-- Begin PROVIDED INFORMATION --
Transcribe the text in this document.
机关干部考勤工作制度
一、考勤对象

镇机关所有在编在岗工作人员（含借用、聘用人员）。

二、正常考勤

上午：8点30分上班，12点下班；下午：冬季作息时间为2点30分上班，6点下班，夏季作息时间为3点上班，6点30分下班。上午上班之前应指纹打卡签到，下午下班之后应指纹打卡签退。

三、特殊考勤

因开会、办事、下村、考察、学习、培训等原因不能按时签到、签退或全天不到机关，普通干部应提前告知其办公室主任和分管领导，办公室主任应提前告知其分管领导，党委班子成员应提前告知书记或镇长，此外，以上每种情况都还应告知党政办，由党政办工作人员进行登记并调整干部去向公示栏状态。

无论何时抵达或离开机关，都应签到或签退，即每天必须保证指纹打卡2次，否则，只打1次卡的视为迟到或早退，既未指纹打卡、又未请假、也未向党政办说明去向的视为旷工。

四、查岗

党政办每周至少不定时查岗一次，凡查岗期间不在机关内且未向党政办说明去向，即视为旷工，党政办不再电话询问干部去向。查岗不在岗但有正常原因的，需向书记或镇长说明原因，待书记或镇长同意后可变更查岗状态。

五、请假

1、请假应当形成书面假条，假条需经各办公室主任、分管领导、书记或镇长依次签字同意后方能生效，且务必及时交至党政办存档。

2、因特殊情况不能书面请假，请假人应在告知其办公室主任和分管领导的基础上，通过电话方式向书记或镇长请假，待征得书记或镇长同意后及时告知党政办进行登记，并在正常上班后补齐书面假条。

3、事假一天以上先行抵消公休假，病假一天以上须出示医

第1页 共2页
-- End PROVIDED INFORMATION --
-- Begin PROVIDED INFORMATION --
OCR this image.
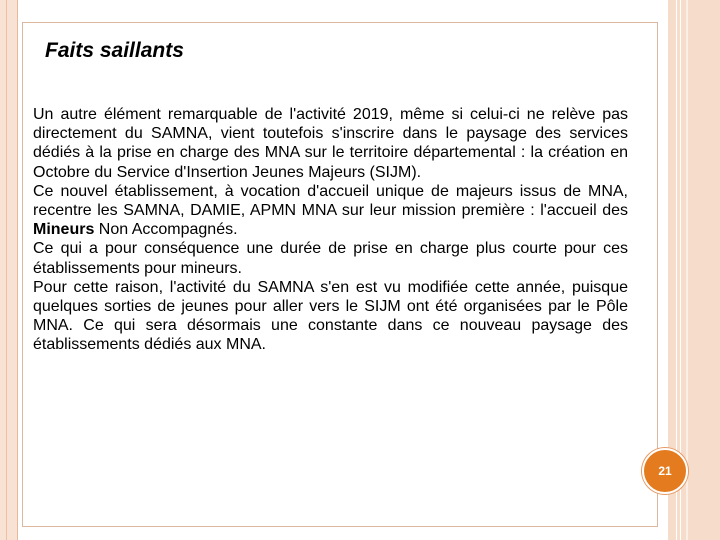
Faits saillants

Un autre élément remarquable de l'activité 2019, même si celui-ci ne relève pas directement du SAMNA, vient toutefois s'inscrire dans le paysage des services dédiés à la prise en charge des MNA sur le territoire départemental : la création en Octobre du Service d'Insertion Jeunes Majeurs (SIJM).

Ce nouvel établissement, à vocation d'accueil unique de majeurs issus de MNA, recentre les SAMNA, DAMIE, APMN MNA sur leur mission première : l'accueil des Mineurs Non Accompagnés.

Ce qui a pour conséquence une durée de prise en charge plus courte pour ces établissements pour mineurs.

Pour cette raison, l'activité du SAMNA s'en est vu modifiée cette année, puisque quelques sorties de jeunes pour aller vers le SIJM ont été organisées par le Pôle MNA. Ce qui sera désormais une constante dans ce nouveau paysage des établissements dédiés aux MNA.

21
-- End PROVIDED INFORMATION --
- _WRITTEN REQUEST_
Extract each line from the listing that holds the word "établissements".

- _COMPLETED EXERCISE_
Ce qui a pour conséquence une durée de prise en charge plus courte pour ces établissements pour mineurs.
Pour cette raison, l'activité du SAMNA s'en est vu modifiée cette année, puisque quelques sorties de jeunes pour aller vers le SIJM ont été organisées par le Pôle MNA. Ce qui sera désormais une constante dans ce nouveau paysage des établissements dédiés aux MNA.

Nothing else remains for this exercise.